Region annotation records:
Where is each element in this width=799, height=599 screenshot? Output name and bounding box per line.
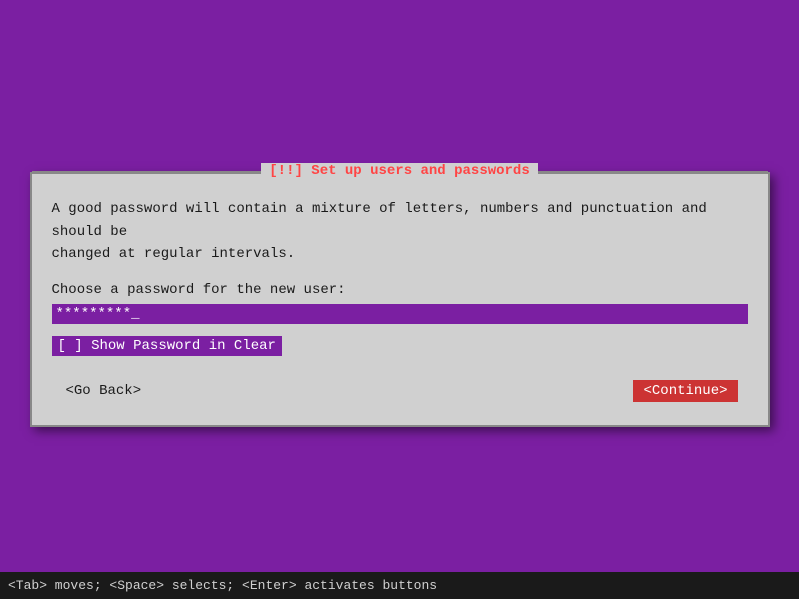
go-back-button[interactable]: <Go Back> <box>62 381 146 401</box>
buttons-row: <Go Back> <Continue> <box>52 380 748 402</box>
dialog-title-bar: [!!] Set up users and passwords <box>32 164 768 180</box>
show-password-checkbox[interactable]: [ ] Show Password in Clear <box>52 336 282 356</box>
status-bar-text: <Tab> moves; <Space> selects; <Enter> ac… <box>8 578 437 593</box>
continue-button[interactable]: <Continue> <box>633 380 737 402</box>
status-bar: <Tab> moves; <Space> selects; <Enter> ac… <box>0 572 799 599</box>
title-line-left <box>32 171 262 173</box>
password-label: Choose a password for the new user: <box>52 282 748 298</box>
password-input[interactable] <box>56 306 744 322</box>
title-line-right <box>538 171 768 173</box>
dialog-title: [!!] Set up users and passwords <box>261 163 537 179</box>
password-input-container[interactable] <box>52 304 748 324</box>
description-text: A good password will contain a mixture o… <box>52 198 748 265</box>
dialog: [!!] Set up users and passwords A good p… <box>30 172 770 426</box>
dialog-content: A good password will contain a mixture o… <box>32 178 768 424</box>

AIM:
Output each line of the listing above as a JSON array of strings, one string per line. Skip blank lines and leave out the picture.

WRITTEN RESPONSE:
[
  "Where is each element in this width=799, height=599 screenshot? Output name and bounding box per line.",
  "go-back-button[interactable]: <Go Back> <box>62 381 146 401</box>",
  "buttons-row: <Go Back> <Continue> <box>52 380 748 402</box>",
  "dialog-title-bar: [!!] Set up users and passwords <box>32 164 768 180</box>",
  "show-password-checkbox[interactable]: [ ] Show Password in Clear <box>52 336 282 356</box>",
  "status-bar-text: <Tab> moves; <Space> selects; <Enter> ac… <box>8 578 437 593</box>",
  "continue-button[interactable]: <Continue> <box>633 380 737 402</box>",
  "status-bar: <Tab> moves; <Space> selects; <Enter> ac… <box>0 572 799 599</box>",
  "title-line-left <box>32 171 262 173</box>",
  "password-label: Choose a password for the new user: <box>52 282 748 298</box>",
  "password-input[interactable] <box>56 306 744 322</box>",
  "title-line-right <box>538 171 768 173</box>",
  "dialog-title: [!!] Set up users and passwords <box>261 163 537 179</box>",
  "password-input-container[interactable] <box>52 304 748 324</box>",
  "description-text: A good password will contain a mixture o… <box>52 198 748 265</box>",
  "dialog: [!!] Set up users and passwords A good p… <box>30 172 770 426</box>",
  "dialog-content: A good password will contain a mixture o… <box>32 178 768 424</box>"
]